▶ **TASK INSTRUCTIONS**: Produce an exact transcription of the listing below, omitting the pictures.

▶ **STORED DATA**:
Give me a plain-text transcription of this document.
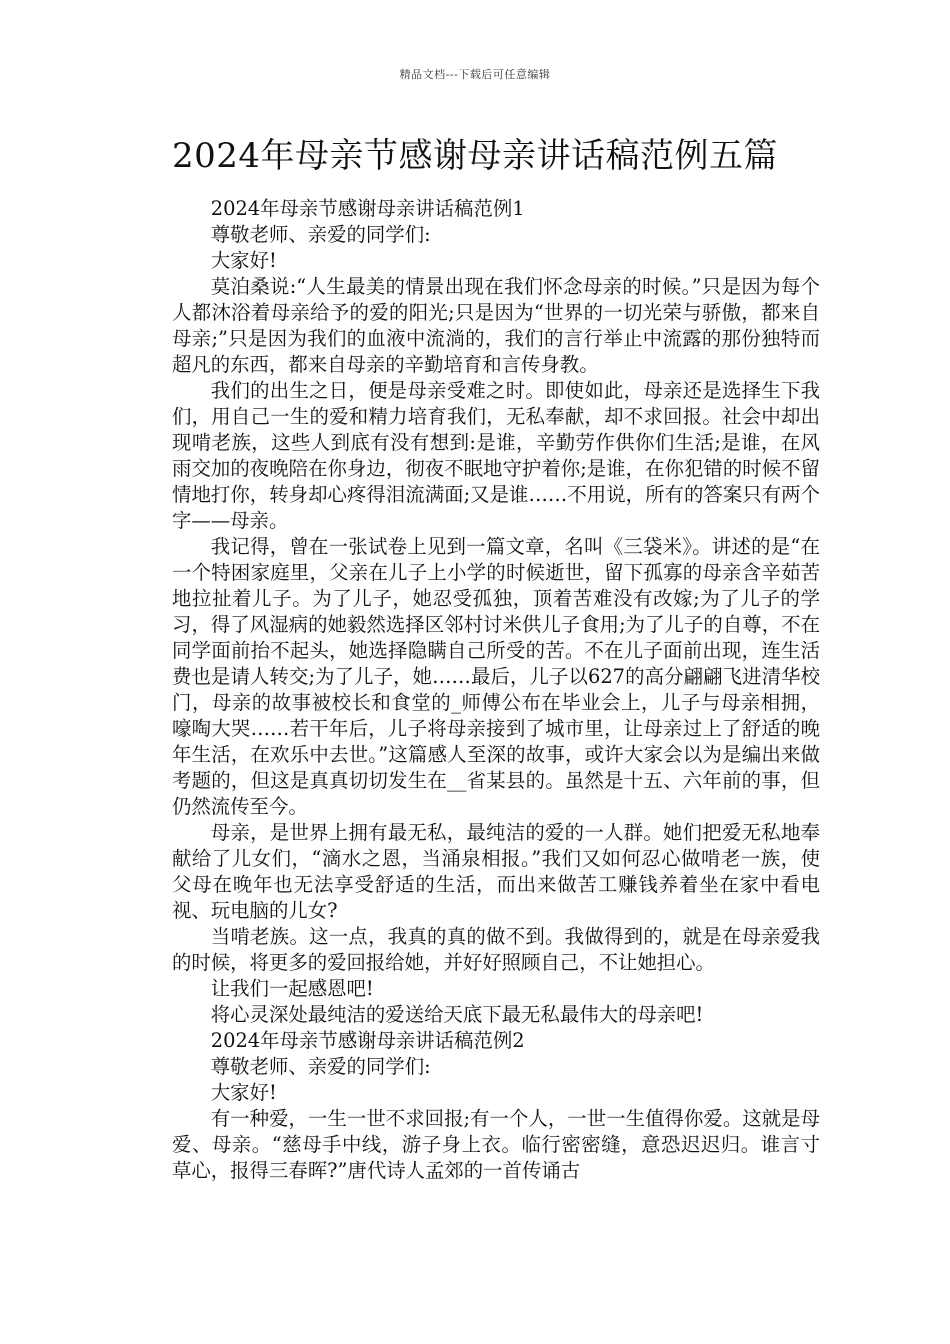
精品文档---下载后可任意编辑
2024年母亲节感谢母亲讲话稿范例五篇

2024年母亲节感谢母亲讲话稿范例1

尊敬老师、亲爱的同学们:

大家好!

莫泊桑说:“人生最美的情景出现在我们怀念母亲的时候。”只是因为每个人都沐浴着母亲给予的爱的阳光;只是因为“世界的一切光荣与骄傲，都来自母亲;”只是因为我们的血液中流淌的，我们的言行举止中流露的那份独特而超凡的东西，都来自母亲的辛勤培育和言传身教。

我们的出生之日，便是母亲受难之时。即使如此，母亲还是选择生下我们，用自己一生的爱和精力培育我们，无私奉献，却不求回报。社会中却出现啃老族，这些人到底有没有想到:是谁，辛勤劳作供你们生活;是谁，在风雨交加的夜晚陪在你身边，彻夜不眠地守护着你;是谁，在你犯错的时候不留情地打你，转身却心疼得泪流满面;又是谁……不用说，所有的答案只有两个字——母亲。

我记得，曾在一张试卷上见到一篇文章，名叫《三袋米》。讲述的是“在一个特困家庭里，父亲在儿子上小学的时候逝世，留下孤寡的母亲含辛茹苦地拉扯着儿子。为了儿子，她忍受孤独，顶着苦难没有改嫁;为了儿子的学习，得了风湿病的她毅然选择区邻村讨米供儿子食用;为了儿子的自尊，不在同学面前抬不起头，她选择隐瞒自己所受的苦。不在儿子面前出现，连生活费也是请人转交;为了儿子，她……最后，儿子以627的高分翩翩飞进清华校门，母亲的故事被校长和食堂的_师傅公布在毕业会上，儿子与母亲相拥，嚎啕大哭……若干年后，儿子将母亲接到了城市里，让母亲过上了舒适的晚年生活，在欢乐中去世。”这篇感人至深的故事，或许大家会以为是编出来做考题的，但这是真真切切发生在__省某县的。虽然是十五、六年前的事，但仍然流传至今。

母亲，是世界上拥有最无私，最纯洁的爱的一人群。她们把爱无私地奉献给了儿女们，“滴水之恩，当涌泉相报。”我们又如何忍心做啃老一族，使父母在晚年也无法享受舒适的生活，而出来做苦工赚钱养着坐在家中看电视、玩电脑的儿女?

当啃老族。这一点，我真的真的做不到。我做得到的，就是在母亲爱我的时候，将更多的爱回报给她，并好好照顾自己，不让她担心。

让我们一起感恩吧!

将心灵深处最纯洁的爱送给天底下最无私最伟大的母亲吧!

2024年母亲节感谢母亲讲话稿范例2

尊敬老师、亲爱的同学们:

大家好!

有一种爱，一生一世不求回报;有一个人，一世一生值得你爱。这就是母爱、母亲。“慈母手中线，游子身上衣。临行密密缝，意恐迟迟归。谁言寸草心，报得三春晖?”唐代诗人孟郊的一首传诵古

▶ **WRITTEN SOLUTION**:
Give me a plain-text transcription of this document.
精品文档---下载后可任意编辑
2024年母亲节感谢母亲讲话稿范例五篇

2024年母亲节感谢母亲讲话稿范例1

尊敬老师、亲爱的同学们:

大家好!

莫泊桑说:“人生最美的情景出现在我们怀念母亲的时候。”只是因为每个人都沐浴着母亲给予的爱的阳光;只是因为“世界的一切光荣与骄傲，都来自母亲;”只是因为我们的血液中流淌的，我们的言行举止中流露的那份独特而超凡的东西，都来自母亲的辛勤培育和言传身教。

我们的出生之日，便是母亲受难之时。即使如此，母亲还是选择生下我们，用自己一生的爱和精力培育我们，无私奉献，却不求回报。社会中却出现啃老族，这些人到底有没有想到:是谁，辛勤劳作供你们生活;是谁，在风雨交加的夜晚陪在你身边，彻夜不眠地守护着你;是谁，在你犯错的时候不留情地打你，转身却心疼得泪流满面;又是谁……不用说，所有的答案只有两个字——母亲。

我记得，曾在一张试卷上见到一篇文章，名叫《三袋米》。讲述的是“在一个特困家庭里，父亲在儿子上小学的时候逝世，留下孤寡的母亲含辛茹苦地拉扯着儿子。为了儿子，她忍受孤独，顶着苦难没有改嫁;为了儿子的学习，得了风湿病的她毅然选择区邻村讨米供儿子食用;为了儿子的自尊，不在同学面前抬不起头，她选择隐瞒自己所受的苦。不在儿子面前出现，连生活费也是请人转交;为了儿子，她……最后，儿子以627的高分翩翩飞进清华校门，母亲的故事被校长和食堂的_师傅公布在毕业会上，儿子与母亲相拥，嚎啕大哭……若干年后，儿子将母亲接到了城市里，让母亲过上了舒适的晚年生活，在欢乐中去世。”这篇感人至深的故事，或许大家会以为是编出来做考题的，但这是真真切切发生在__省某县的。虽然是十五、六年前的事，但仍然流传至今。

母亲，是世界上拥有最无私，最纯洁的爱的一人群。她们把爱无私地奉献给了儿女们，“滴水之恩，当涌泉相报。”我们又如何忍心做啃老一族，使父母在晚年也无法享受舒适的生活，而出来做苦工赚钱养着坐在家中看电视、玩电脑的儿女?

当啃老族。这一点，我真的真的做不到。我做得到的，就是在母亲爱我的时候，将更多的爱回报给她，并好好照顾自己，不让她担心。

让我们一起感恩吧!

将心灵深处最纯洁的爱送给天底下最无私最伟大的母亲吧!

2024年母亲节感谢母亲讲话稿范例2

尊敬老师、亲爱的同学们:

大家好!

有一种爱，一生一世不求回报;有一个人，一世一生值得你爱。这就是母爱、母亲。“慈母手中线，游子身上衣。临行密密缝，意恐迟迟归。谁言寸草心，报得三春晖?”唐代诗人孟郊的一首传诵古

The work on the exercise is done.